RECORDS PROVIDED |

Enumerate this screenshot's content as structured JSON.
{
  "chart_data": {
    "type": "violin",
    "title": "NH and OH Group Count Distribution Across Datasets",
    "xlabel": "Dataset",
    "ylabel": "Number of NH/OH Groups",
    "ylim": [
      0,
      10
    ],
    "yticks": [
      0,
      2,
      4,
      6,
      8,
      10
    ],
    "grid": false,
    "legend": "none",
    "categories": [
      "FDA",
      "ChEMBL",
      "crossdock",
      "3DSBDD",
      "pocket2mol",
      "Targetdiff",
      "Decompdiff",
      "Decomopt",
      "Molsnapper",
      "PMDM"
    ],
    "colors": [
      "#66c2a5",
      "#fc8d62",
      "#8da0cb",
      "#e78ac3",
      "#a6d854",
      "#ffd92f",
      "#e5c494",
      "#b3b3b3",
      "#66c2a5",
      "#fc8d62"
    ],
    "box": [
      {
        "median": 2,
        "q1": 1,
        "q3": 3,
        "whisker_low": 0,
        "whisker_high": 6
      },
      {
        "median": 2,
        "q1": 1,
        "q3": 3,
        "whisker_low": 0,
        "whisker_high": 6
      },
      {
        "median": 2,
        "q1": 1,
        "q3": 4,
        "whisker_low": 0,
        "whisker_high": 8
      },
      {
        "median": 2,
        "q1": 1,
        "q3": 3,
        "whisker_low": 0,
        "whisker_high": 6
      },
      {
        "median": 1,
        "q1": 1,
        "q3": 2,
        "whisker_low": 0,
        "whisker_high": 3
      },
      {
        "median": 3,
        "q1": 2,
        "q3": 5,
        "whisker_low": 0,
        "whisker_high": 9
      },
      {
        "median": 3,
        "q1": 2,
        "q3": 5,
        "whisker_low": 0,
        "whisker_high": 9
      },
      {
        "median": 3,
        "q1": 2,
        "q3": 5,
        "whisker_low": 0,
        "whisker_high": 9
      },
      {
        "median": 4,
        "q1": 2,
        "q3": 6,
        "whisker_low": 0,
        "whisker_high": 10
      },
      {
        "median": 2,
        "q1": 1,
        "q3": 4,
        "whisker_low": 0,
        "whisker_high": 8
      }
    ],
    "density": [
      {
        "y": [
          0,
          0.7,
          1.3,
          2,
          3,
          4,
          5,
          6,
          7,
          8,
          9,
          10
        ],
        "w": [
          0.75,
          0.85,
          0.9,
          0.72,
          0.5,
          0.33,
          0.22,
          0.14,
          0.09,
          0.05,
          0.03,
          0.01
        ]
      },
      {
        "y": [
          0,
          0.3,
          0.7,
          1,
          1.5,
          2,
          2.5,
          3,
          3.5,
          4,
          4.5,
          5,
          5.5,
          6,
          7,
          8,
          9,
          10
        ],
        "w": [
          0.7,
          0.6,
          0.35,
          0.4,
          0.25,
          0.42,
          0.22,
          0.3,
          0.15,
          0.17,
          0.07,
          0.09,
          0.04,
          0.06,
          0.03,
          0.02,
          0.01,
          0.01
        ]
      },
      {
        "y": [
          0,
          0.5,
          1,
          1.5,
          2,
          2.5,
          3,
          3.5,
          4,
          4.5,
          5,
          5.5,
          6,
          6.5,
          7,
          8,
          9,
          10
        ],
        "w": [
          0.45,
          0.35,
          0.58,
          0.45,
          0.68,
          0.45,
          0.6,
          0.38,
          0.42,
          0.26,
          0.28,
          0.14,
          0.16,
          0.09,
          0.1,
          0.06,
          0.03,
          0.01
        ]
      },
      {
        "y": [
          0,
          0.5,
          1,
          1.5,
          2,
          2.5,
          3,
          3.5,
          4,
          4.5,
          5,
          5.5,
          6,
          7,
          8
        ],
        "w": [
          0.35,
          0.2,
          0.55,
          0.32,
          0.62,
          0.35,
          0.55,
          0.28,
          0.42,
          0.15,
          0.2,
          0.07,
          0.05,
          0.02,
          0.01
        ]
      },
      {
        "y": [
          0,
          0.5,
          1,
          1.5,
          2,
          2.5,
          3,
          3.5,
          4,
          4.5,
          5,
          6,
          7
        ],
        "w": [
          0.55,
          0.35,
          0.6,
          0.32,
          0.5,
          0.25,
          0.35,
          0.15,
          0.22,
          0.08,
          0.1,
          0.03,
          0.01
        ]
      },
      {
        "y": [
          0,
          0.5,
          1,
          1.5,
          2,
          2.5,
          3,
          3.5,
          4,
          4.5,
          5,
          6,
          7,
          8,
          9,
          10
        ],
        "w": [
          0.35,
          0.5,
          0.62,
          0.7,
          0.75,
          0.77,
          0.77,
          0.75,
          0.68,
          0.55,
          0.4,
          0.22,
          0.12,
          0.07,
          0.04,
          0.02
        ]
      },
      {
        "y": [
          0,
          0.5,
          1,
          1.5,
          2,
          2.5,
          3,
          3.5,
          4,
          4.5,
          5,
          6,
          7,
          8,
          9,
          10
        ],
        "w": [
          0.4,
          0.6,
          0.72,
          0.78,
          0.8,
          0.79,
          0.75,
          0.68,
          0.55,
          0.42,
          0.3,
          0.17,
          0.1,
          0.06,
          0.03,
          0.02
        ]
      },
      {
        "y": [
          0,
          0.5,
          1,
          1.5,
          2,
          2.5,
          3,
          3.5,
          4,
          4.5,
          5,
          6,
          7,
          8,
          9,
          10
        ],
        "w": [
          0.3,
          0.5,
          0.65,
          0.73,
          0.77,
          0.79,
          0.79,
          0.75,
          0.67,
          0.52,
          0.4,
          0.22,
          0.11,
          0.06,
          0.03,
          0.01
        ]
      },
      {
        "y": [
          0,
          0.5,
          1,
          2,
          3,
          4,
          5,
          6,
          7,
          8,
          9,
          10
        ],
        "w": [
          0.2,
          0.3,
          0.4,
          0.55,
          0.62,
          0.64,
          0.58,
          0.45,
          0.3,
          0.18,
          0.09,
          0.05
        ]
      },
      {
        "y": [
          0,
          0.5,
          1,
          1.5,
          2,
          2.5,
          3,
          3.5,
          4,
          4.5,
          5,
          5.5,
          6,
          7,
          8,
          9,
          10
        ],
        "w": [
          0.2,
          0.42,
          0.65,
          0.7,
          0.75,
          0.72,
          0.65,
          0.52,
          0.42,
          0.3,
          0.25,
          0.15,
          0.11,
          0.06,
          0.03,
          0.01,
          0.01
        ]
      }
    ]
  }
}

* * *

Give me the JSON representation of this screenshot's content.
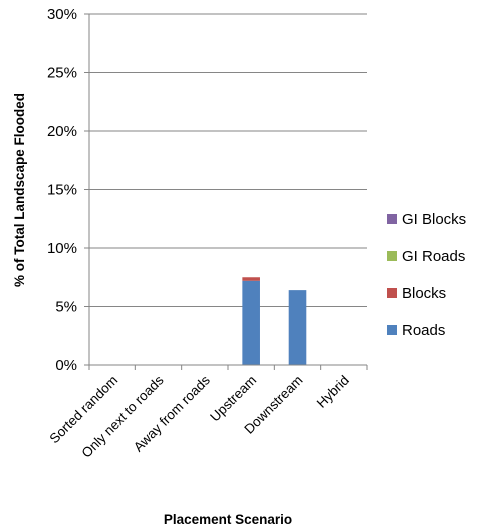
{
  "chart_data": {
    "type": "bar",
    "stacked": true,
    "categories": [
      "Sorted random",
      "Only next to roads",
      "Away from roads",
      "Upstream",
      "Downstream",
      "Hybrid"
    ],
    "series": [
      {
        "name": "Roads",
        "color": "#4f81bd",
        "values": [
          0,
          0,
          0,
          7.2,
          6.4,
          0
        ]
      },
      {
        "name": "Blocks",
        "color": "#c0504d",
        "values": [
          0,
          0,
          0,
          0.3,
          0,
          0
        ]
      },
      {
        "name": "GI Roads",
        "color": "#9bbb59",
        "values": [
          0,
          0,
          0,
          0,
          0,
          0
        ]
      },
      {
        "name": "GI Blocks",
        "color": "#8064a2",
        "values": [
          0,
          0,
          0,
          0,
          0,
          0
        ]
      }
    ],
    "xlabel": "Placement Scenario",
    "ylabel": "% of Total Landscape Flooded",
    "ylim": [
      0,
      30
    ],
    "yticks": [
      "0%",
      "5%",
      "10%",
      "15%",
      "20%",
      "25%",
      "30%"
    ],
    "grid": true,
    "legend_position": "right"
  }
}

WHAT YOU ARE ASKED TO DO | Search the entries for the word "xlabel" and gather every line where it appears.

FINAL RESULT |
    "xlabel": "Dataset",
    "xlabel": "Placement Scenario",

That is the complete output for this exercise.